* Short task *
Repeat all of the material below exactly as written, images excluded.
START Source data
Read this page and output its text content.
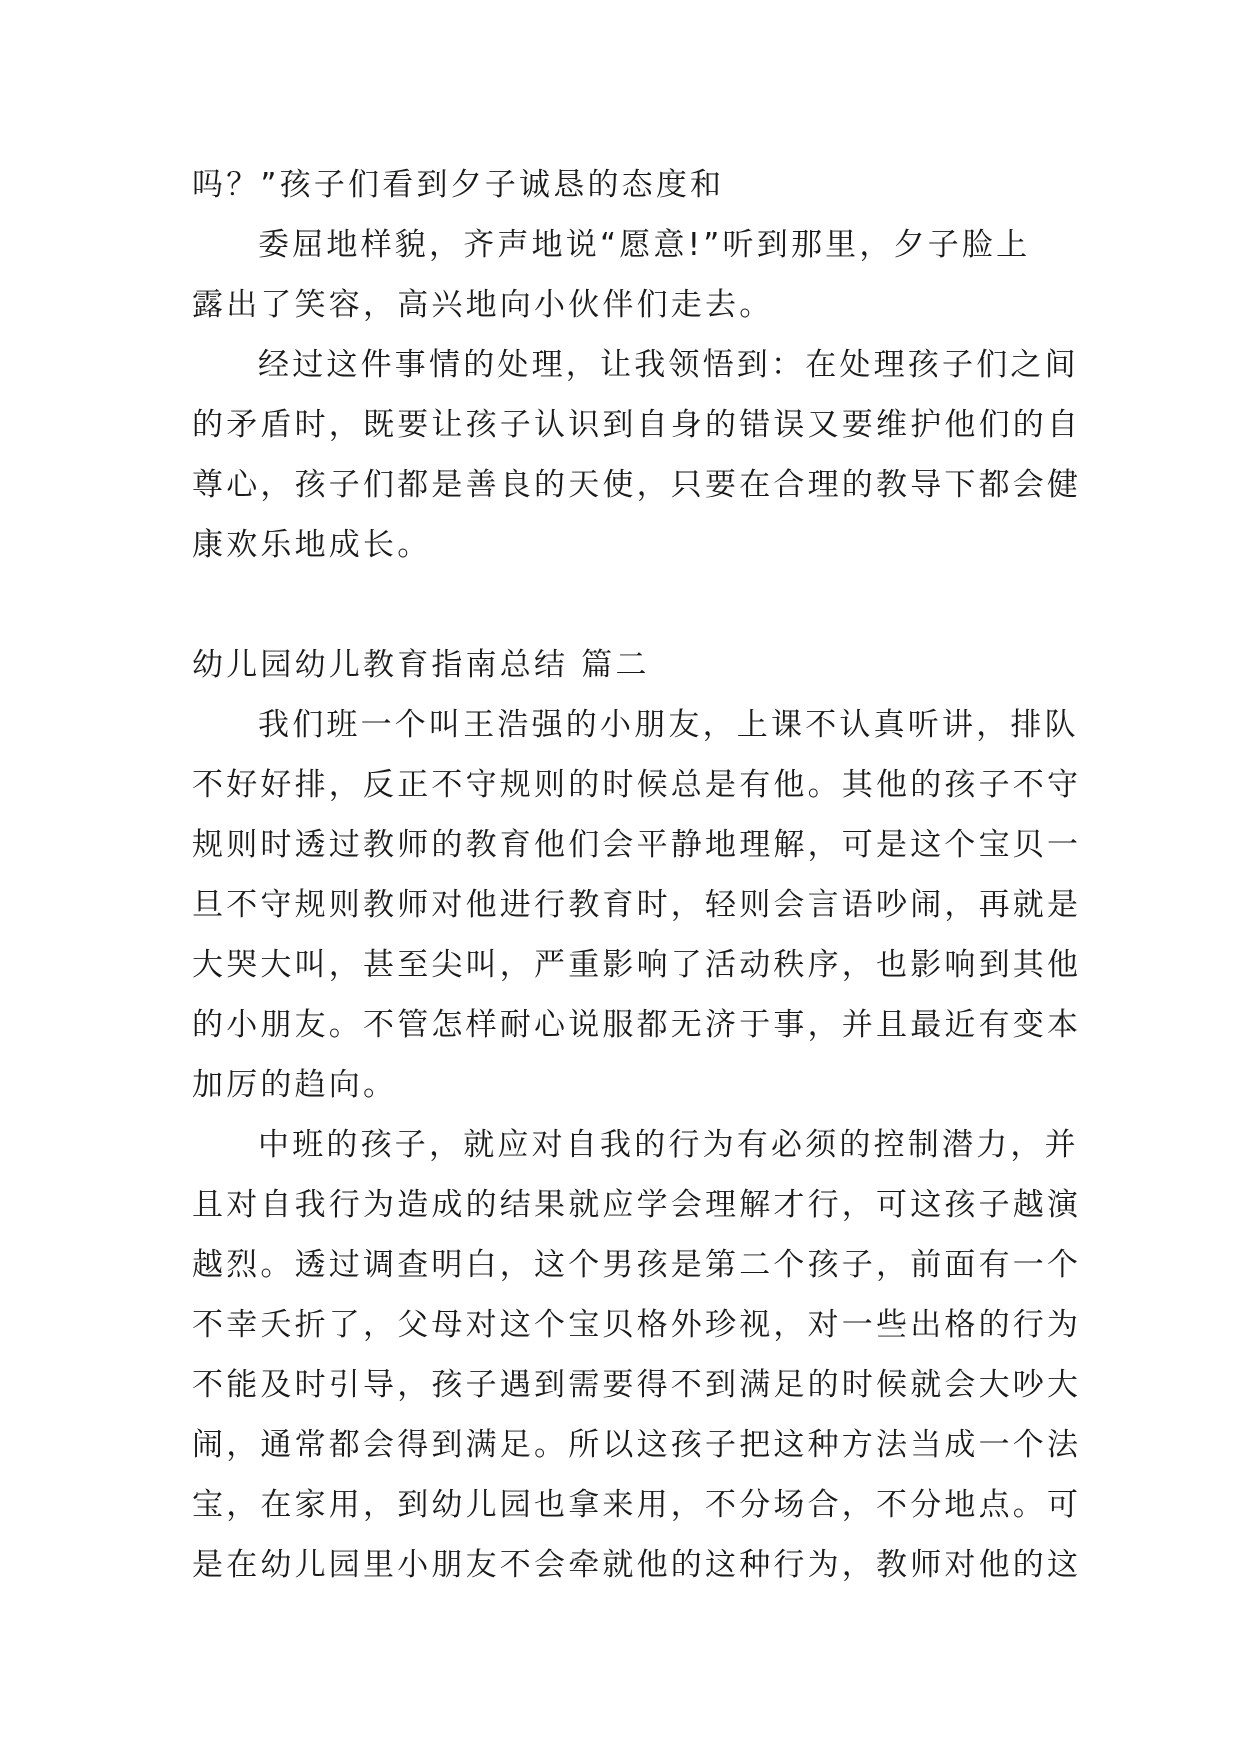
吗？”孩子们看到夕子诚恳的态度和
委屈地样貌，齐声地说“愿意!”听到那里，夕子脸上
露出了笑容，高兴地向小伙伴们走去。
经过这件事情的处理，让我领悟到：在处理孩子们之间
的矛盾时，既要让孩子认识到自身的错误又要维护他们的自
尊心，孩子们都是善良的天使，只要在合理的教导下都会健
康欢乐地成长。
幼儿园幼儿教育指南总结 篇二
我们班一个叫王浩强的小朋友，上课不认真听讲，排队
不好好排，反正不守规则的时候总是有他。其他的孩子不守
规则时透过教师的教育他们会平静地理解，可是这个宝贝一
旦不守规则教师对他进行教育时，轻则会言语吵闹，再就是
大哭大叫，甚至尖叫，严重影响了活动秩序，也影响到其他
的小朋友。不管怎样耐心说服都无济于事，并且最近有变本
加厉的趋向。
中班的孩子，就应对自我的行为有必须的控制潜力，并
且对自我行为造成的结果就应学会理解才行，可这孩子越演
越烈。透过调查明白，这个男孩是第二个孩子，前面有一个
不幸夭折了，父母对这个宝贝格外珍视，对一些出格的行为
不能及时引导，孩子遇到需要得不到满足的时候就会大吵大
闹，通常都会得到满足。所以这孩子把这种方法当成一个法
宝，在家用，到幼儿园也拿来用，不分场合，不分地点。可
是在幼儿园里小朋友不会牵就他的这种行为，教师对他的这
END Source data
* Response *
Read this page and output its text content.
吗？”孩子们看到夕子诚恳的态度和
委屈地样貌，齐声地说“愿意!”听到那里，夕子脸上
露出了笑容，高兴地向小伙伴们走去。
经过这件事情的处理，让我领悟到：在处理孩子们之间
的矛盾时，既要让孩子认识到自身的错误又要维护他们的自
尊心，孩子们都是善良的天使，只要在合理的教导下都会健
康欢乐地成长。
幼儿园幼儿教育指南总结 篇二
我们班一个叫王浩强的小朋友，上课不认真听讲，排队
不好好排，反正不守规则的时候总是有他。其他的孩子不守
规则时透过教师的教育他们会平静地理解，可是这个宝贝一
旦不守规则教师对他进行教育时，轻则会言语吵闹，再就是
大哭大叫，甚至尖叫，严重影响了活动秩序，也影响到其他
的小朋友。不管怎样耐心说服都无济于事，并且最近有变本
加厉的趋向。
中班的孩子，就应对自我的行为有必须的控制潜力，并
且对自我行为造成的结果就应学会理解才行，可这孩子越演
越烈。透过调查明白，这个男孩是第二个孩子，前面有一个
不幸夭折了，父母对这个宝贝格外珍视，对一些出格的行为
不能及时引导，孩子遇到需要得不到满足的时候就会大吵大
闹，通常都会得到满足。所以这孩子把这种方法当成一个法
宝，在家用，到幼儿园也拿来用，不分场合，不分地点。可
是在幼儿园里小朋友不会牵就他的这种行为，教师对他的这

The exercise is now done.